> [Provided information]
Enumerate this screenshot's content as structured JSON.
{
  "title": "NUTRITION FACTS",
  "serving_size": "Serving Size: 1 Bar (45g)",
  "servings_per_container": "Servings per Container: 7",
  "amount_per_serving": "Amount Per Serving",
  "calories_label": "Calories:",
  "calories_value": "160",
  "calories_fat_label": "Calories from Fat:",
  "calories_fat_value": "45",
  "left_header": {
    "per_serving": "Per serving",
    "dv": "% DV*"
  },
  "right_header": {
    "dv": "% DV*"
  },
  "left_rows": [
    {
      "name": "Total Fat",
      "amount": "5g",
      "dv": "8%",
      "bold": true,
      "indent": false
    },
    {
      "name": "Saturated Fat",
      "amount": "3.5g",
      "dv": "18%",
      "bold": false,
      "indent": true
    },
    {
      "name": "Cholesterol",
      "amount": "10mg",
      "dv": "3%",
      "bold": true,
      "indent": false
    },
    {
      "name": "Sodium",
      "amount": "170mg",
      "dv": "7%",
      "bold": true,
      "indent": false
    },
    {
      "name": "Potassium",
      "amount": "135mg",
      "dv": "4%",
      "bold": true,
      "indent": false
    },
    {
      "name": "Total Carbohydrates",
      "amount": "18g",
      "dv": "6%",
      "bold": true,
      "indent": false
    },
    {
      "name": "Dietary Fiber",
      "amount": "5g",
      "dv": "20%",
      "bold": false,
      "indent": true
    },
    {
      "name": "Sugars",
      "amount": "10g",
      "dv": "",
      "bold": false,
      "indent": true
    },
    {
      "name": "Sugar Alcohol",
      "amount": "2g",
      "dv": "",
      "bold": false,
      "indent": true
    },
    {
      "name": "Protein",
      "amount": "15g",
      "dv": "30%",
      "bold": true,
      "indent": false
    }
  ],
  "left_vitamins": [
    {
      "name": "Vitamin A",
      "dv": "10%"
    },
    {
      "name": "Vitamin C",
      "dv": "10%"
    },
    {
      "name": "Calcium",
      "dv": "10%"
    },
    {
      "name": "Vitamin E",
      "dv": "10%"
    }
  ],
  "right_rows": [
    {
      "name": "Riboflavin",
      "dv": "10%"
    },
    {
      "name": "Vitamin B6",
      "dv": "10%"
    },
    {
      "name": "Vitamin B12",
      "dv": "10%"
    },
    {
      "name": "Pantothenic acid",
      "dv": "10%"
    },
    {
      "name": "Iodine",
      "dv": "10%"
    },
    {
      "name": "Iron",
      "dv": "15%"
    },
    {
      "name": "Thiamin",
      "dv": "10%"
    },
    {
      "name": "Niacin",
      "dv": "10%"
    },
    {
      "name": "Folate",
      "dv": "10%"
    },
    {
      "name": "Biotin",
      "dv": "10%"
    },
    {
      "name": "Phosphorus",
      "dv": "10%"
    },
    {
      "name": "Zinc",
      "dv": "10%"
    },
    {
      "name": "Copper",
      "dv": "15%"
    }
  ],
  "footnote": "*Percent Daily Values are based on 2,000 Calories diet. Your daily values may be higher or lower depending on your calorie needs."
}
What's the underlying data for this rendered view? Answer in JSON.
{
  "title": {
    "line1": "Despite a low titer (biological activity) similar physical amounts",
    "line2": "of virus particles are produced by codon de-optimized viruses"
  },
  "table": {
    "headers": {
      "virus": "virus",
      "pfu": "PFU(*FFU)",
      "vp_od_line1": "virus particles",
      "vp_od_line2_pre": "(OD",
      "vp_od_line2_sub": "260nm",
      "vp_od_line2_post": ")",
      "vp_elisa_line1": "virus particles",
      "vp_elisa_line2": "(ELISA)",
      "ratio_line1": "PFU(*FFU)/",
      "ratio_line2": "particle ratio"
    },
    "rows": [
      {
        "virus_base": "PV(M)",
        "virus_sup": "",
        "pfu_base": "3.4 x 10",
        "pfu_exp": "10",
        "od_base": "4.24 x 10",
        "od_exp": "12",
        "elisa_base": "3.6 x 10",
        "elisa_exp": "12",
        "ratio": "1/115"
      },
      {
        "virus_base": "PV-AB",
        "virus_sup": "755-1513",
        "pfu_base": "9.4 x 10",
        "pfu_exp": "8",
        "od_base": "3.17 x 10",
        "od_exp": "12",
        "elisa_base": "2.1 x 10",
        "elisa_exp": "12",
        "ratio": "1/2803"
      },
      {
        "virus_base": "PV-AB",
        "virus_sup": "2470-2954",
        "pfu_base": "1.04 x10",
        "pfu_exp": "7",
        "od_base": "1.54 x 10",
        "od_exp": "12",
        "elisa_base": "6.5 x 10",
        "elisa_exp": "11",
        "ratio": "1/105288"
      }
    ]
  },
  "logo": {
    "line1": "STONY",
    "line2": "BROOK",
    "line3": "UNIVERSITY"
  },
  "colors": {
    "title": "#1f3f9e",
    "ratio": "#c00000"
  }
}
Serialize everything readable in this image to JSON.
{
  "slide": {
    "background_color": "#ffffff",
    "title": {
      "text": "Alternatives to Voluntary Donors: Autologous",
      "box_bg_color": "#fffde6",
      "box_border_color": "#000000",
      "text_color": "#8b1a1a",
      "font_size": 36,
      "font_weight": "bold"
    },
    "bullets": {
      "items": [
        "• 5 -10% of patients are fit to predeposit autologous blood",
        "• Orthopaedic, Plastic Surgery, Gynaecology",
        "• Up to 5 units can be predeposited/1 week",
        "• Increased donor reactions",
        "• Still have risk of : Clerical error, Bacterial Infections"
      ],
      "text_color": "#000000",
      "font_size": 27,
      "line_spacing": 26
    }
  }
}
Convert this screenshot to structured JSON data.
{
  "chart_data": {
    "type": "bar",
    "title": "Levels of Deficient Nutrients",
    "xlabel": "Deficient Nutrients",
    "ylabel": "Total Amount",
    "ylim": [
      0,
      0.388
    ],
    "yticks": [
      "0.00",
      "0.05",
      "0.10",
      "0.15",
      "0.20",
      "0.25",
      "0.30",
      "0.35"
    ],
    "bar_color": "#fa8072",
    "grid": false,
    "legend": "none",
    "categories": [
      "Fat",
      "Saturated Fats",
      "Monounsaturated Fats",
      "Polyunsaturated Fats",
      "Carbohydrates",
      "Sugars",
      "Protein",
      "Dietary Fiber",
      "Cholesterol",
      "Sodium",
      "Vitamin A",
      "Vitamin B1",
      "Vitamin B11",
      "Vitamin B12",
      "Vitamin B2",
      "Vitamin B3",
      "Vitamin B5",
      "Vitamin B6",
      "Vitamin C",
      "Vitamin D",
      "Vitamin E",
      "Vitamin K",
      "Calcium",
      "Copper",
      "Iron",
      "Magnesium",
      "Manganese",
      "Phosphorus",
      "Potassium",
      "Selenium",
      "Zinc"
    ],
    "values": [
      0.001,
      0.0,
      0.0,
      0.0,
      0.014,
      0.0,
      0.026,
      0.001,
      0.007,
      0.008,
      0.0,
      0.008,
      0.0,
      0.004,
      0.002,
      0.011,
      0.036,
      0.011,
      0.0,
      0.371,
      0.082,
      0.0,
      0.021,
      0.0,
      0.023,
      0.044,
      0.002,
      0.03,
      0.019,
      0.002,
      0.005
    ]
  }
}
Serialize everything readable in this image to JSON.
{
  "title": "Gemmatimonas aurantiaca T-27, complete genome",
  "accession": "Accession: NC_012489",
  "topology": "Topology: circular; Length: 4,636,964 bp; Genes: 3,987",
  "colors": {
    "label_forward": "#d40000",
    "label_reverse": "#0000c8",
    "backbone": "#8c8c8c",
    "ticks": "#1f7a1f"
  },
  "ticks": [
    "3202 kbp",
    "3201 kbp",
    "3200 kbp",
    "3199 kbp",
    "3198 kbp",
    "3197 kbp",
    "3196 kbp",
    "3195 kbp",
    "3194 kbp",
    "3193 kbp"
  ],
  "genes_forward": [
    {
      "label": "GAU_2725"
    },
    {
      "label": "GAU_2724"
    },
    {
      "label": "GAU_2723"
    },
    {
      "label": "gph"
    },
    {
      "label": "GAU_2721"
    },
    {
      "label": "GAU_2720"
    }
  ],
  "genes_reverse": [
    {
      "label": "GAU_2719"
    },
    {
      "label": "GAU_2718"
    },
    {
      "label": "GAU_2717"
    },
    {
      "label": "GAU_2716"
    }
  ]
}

> [Problem requirements] Only a number is wanted here: how many lines in the data above include the string "this"?

> [Expected output] 5